**TO DO**
Leave the pictures out and transcribe every record exactly.

**STORED RECORDS**
---

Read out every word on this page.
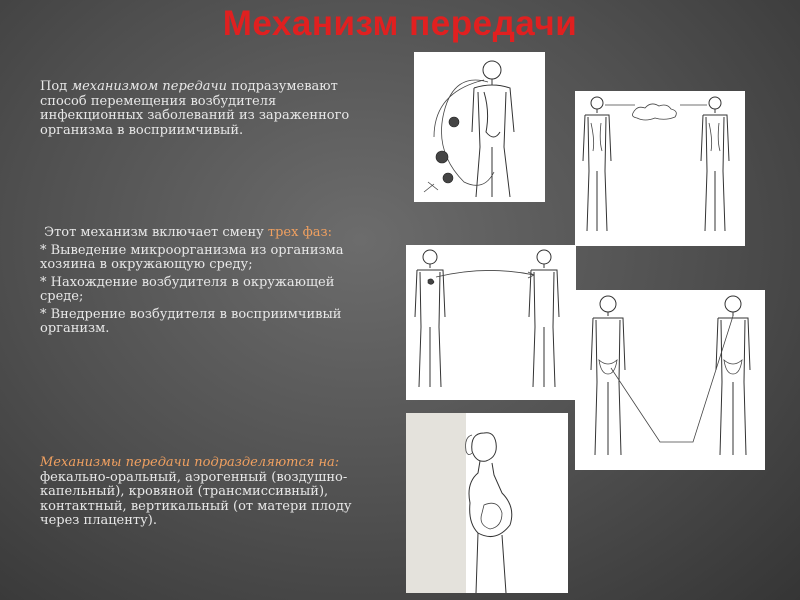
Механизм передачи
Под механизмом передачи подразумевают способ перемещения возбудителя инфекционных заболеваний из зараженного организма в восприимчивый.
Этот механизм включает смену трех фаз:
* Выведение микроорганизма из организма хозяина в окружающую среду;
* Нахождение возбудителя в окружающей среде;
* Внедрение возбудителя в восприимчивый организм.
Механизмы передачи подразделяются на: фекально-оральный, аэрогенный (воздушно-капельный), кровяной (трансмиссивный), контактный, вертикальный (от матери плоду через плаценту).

---

**TASK SOLUTION**
Read out every word on this page.
Механизм передачи
Под механизмом передачи подразумевают способ перемещения возбудителя инфекционных заболеваний из зараженного организма в восприимчивый.
Этот механизм включает смену трех фаз:
* Выведение микроорганизма из организма хозяина в окружающую среду;
* Нахождение возбудителя в окружающей среде;
* Внедрение возбудителя в восприимчивый организм.
Механизмы передачи подразделяются на: фекально-оральный, аэрогенный (воздушно-капельный), кровяной (трансмиссивный), контактный, вертикальный (от матери плоду через плаценту).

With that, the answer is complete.